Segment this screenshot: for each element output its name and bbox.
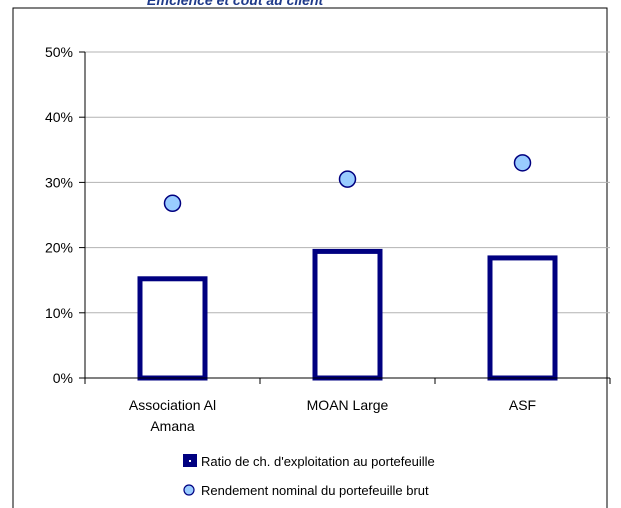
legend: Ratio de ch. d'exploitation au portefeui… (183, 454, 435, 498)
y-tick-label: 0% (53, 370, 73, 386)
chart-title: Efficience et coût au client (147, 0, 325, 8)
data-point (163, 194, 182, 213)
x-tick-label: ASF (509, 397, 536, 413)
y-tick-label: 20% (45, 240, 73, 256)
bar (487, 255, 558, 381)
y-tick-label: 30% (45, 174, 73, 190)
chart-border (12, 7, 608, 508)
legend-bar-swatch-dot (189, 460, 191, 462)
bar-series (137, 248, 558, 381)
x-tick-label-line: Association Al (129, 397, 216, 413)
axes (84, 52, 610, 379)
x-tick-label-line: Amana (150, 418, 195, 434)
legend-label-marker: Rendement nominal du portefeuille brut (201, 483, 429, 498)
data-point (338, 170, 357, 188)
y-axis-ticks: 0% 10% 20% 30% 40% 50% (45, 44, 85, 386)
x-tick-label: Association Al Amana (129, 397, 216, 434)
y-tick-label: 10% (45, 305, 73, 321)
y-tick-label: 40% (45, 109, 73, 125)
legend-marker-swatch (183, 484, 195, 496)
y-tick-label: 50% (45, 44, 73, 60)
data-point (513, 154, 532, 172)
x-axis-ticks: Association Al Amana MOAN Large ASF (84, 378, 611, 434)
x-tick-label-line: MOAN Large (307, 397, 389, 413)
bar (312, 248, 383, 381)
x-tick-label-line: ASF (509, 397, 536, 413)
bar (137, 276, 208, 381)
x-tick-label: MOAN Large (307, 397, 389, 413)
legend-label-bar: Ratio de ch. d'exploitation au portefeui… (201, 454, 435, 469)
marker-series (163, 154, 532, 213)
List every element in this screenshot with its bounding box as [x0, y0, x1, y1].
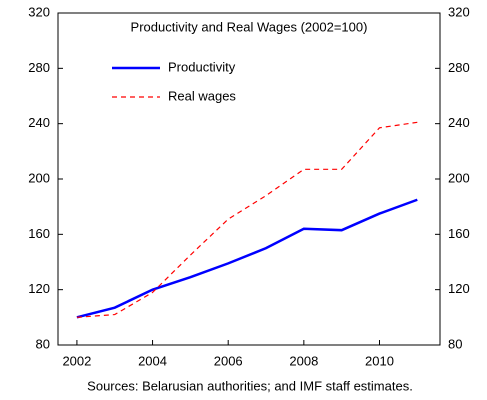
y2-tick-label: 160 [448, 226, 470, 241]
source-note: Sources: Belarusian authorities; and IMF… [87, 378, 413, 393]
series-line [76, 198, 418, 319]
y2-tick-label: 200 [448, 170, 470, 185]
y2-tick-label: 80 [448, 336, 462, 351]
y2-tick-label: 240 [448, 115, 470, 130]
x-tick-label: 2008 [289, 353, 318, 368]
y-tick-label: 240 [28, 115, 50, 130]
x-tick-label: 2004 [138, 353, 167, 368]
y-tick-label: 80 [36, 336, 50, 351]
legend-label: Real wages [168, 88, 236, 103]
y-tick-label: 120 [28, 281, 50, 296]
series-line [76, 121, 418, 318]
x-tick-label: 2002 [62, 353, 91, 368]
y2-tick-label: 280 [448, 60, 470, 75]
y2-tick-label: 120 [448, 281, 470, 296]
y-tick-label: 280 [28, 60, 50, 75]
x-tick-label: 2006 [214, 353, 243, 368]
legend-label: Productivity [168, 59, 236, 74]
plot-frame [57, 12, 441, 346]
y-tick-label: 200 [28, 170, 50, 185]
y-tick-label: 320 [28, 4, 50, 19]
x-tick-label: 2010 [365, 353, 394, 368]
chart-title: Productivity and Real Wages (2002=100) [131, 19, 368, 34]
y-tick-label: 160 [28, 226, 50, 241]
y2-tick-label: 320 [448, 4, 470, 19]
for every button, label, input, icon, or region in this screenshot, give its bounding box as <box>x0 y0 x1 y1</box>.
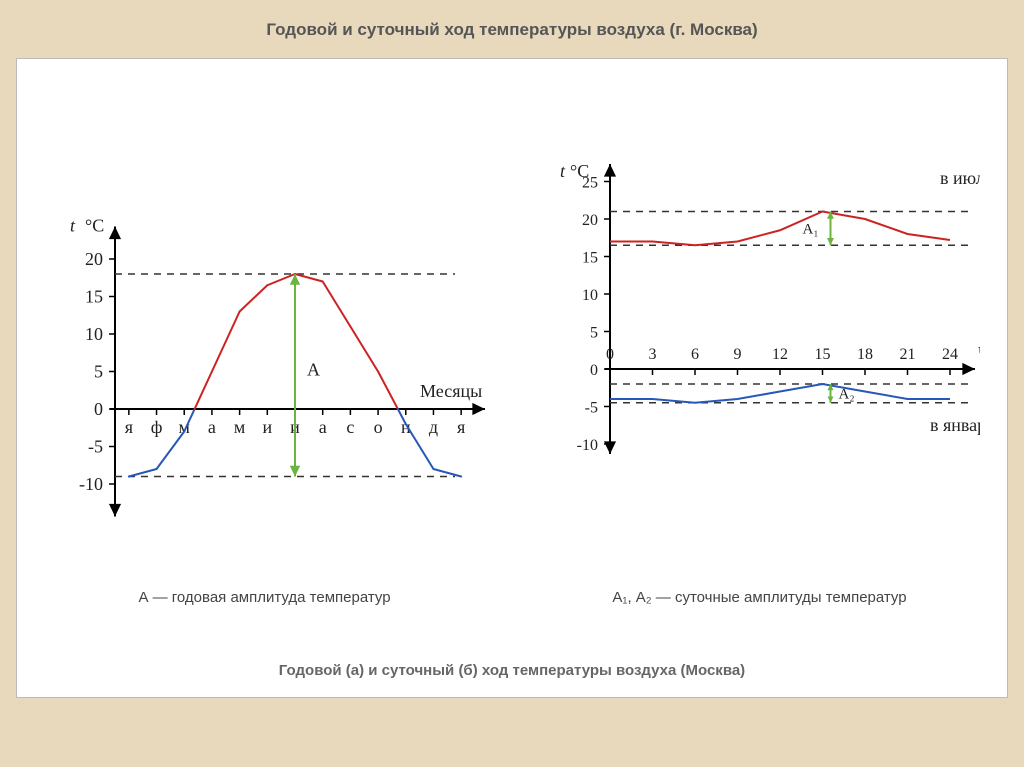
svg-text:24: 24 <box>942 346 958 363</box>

___

Give every line of the listing above, pictures excluded, as a JSON list of strings with one string per line and no entries for blank lines.

[
  "Segment this screenshot: for each element output its name and bbox.",
  "legend: Ratio de ch. d'exploitation au portefeui… (183, 454, 435, 498)",
  "y-tick-label: 0% (53, 370, 73, 386)",
  "chart-title: Efficience et coût au client (147, 0, 325, 8)",
  "data-point (163, 194, 182, 213)",
  "x-tick-label: ASF (509, 397, 536, 413)",
  "y-tick-label: 20% (45, 240, 73, 256)",
  "bar (487, 255, 558, 381)",
  "y-tick-label: 30% (45, 174, 73, 190)",
  "chart-border (12, 7, 608, 508)",
  "legend-bar-swatch-dot (189, 460, 191, 462)",
  "bar-series (137, 248, 558, 381)",
  "x-tick-label-line: Association Al (129, 397, 216, 413)",
  "axes (84, 52, 610, 379)",
  "x-tick-label-line: Amana (150, 418, 195, 434)",
  "legend-label-marker: Rendement nominal du portefeuille brut (201, 483, 429, 498)",
  "data-point (338, 170, 357, 188)",
  "y-axis-ticks: 0% 10% 20% 30% 40% 50% (45, 44, 85, 386)",
  "x-tick-label: Association Al Amana (129, 397, 216, 434)",
  "y-tick-label: 10% (45, 305, 73, 321)",
  "y-tick-label: 40% (45, 109, 73, 125)",
  "legend-marker-swatch (183, 484, 195, 496)",
  "y-tick-label: 50% (45, 44, 73, 60)",
  "data-point (513, 154, 532, 172)",
  "x-axis-ticks: Association Al Amana MOAN Large ASF (84, 378, 611, 434)",
  "x-tick-label-line: MOAN Large (307, 397, 389, 413)",
  "bar (312, 248, 383, 381)",
  "x-tick-label-line: ASF (509, 397, 536, 413)",
  "bar (137, 276, 208, 381)",
  "x-tick-label: MOAN Large (307, 397, 389, 413)",
  "legend-label-bar: Ratio de ch. d'exploitation au portefeui… (201, 454, 435, 469)",
  "marker-series (163, 154, 532, 213)",
  "List every element in this screenshot with its bounding box as [x0, y0, x1, y1].",
  "y2-tick-label: 160 [448, 226, 470, 241]",
  "source-note: Sources: Belarusian authorities; and IMF… [87, 378, 413, 393]",
  "series-line [76, 198, 418, 319]",
  "y2-tick-label: 200 [448, 170, 470, 185]",
  "y2-tick-label: 80 [448, 336, 462, 351]",
  "y2-tick-label: 240 [448, 115, 470, 130]",
  "x-tick-label: 2008 [289, 353, 318, 368]",
  "y-tick-label: 240 [28, 115, 50, 130]",
  "x-tick-label: 2004 [138, 353, 167, 368]",
  "y-tick-label: 80 [36, 336, 50, 351]",
  "legend-label: Real wages [168, 88, 236, 103]",
  "y-tick-label: 120 [28, 281, 50, 296]",
  "series-line [76, 121, 418, 318]",
  "x-tick-label: 2002 [62, 353, 91, 368]",
  "y2-tick-label: 280 [448, 60, 470, 75]",
  "y2-tick-label: 120 [448, 281, 470, 296]",
  "y-tick-label: 280 [28, 60, 50, 75]",
  "x-tick-label: 2006 [214, 353, 243, 368]",
  "legend-label: Productivity [168, 59, 236, 74]",
  "plot-frame [57, 12, 441, 346]",
  "y-tick-label: 200 [28, 170, 50, 185]",
  "y-tick-label: 320 [28, 4, 50, 19]",
  "x-tick-label: 2010 [365, 353, 394, 368]",
  "chart-title: Productivity and Real Wages (2002=100) [131, 19, 368, 34]",
  "y-tick-label: 160 [28, 226, 50, 241]",
  "y2-tick-label: 320 [448, 4, 470, 19]",
  "for every button, label, input, icon, or region in this screenshot, give its bounding box as <box>x0 y0 x1 y1</box>.",
  "svg-text:24: 24 <box>942 346 958 363</box>"
]